[Transcript entries for document pages]

§ §

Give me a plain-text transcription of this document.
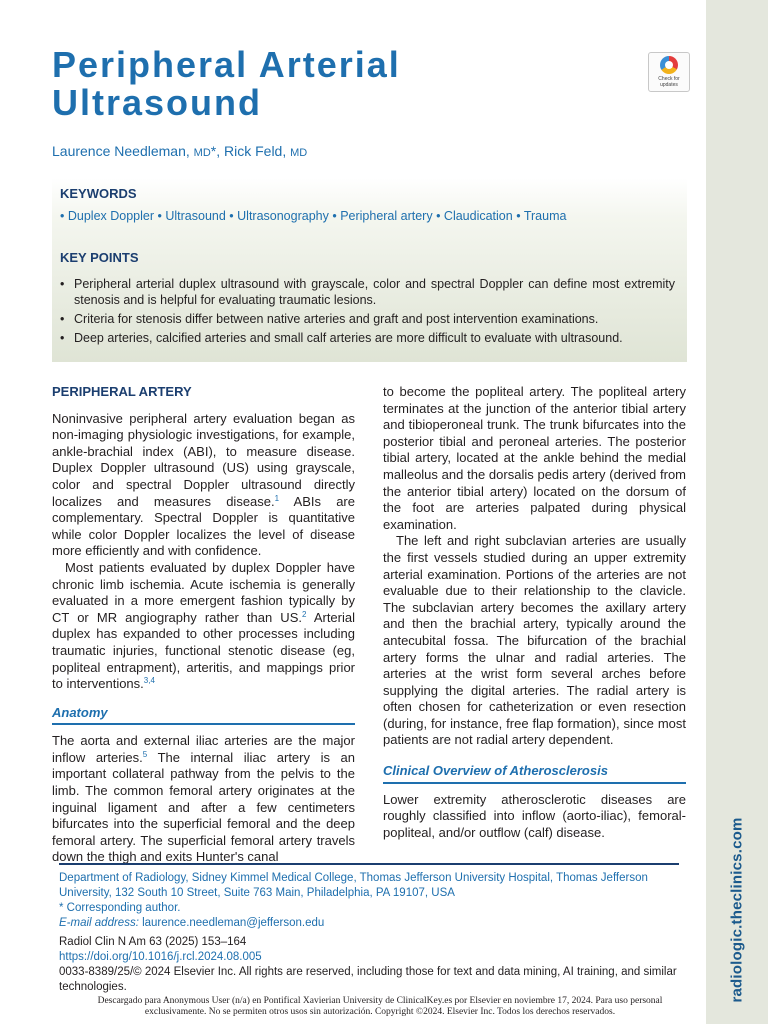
radiologic.theclinics.com
Peripheral Arterial
Ultrasound
Check for
updates
Laurence Needleman, MD*, Rick Feld, MD
KEYWORDS
• Duplex Doppler • Ultrasound • Ultrasonography • Peripheral artery • Claudication • Trauma
KEY POINTS
• Peripheral arterial duplex ultrasound with grayscale, color and spectral Doppler can define most extremity stenosis and is helpful for evaluating traumatic lesions.
• Criteria for stenosis differ between native arteries and graft and post intervention examinations.
• Deep arteries, calcified arteries and small calf arteries are more difficult to evaluate with ultrasound.
PERIPHERAL ARTERY

Noninvasive peripheral artery evaluation began as non-imaging physiologic investigations, for example, ankle-brachial index (ABI), to measure disease. Duplex Doppler ultrasound (US) using grayscale, color and spectral Doppler ultrasound directly localizes and measures disease.$^1$ ABIs are complementary. Spectral Doppler is quantitative while color Doppler localizes the level of disease more efficiently and with confidence.

Most patients evaluated by duplex Doppler have chronic limb ischemia. Acute ischemia is generally evaluated in a more emergent fashion typically by CT or MR angiography rather than US.$^2$ Arterial duplex has expanded to other processes including traumatic injuries, functional stenotic disease (eg, popliteal entrapment), arteritis, and mappings prior to interventions.$^{3,4}$

Anatomy

The aorta and external iliac arteries are the major inflow arteries.$^5$ The internal iliac artery is an important collateral pathway from the pelvis to the limb. The common femoral artery originates at the inguinal ligament and after a few centimeters bifurcates into the superficial femoral and the deep femoral artery. The superficial femoral artery travels down the thigh and exits Hunter's canal

to become the popliteal artery. The popliteal artery terminates at the junction of the anterior tibial artery and tibioperoneal trunk. The trunk bifurcates into the posterior tibial and peroneal arteries. The posterior tibial artery, located at the ankle behind the medial malleolus and the dorsalis pedis artery (derived from the anterior tibial artery) located on the dorsum of the foot are arteries palpated during physical examination.

The left and right subclavian arteries are usually the first vessels studied during an upper extremity arterial examination. Portions of the arteries are not evaluable due to their relationship to the clavicle. The subclavian artery becomes the axillary artery and then the brachial artery, typically around the antecubital fossa. The bifurcation of the brachial artery forms the ulnar and radial arteries. The arteries at the wrist form several arches before supplying the digital arteries. The radial artery is often chosen for catheterization or even resection (during, for instance, free flap formation), since most patients are not radial artery dependent.

Clinical Overview of Atherosclerosis

Lower extremity atherosclerotic diseases are roughly classified into inflow (aorto-iliac), femoral-popliteal, and/or outflow (calf) disease.

Department of Radiology, Sidney Kimmel Medical College, Thomas Jefferson University Hospital, Thomas Jefferson University, 132 South 10 Street, Suite 763 Main, Philadelphia, PA 19107, USA

* Corresponding author.

E-mail address: laurence.needleman@jefferson.edu

Radiol Clin N Am 63 (2025) 153–164

https://doi.org/10.1016/j.rcl.2024.08.005

0033-8389/25/© 2024 Elsevier Inc. All rights are reserved, including those for text and data mining, AI training, and similar technologies.

Descargado para Anonymous User (n/a) en Pontifical Xavierian University de ClinicalKey.es por Elsevier en noviembre 17, 2024. Para uso personal exclusivamente. No se permiten otros usos sin autorización. Copyright ©2024. Elsevier Inc. Todos los derechos reservados.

§ §

* **WHAT TO PRODUCE**: Tally the lines of the data that contain the string "University", and report nothing but the tally.

* **EXERCISE SOLUTION**: 2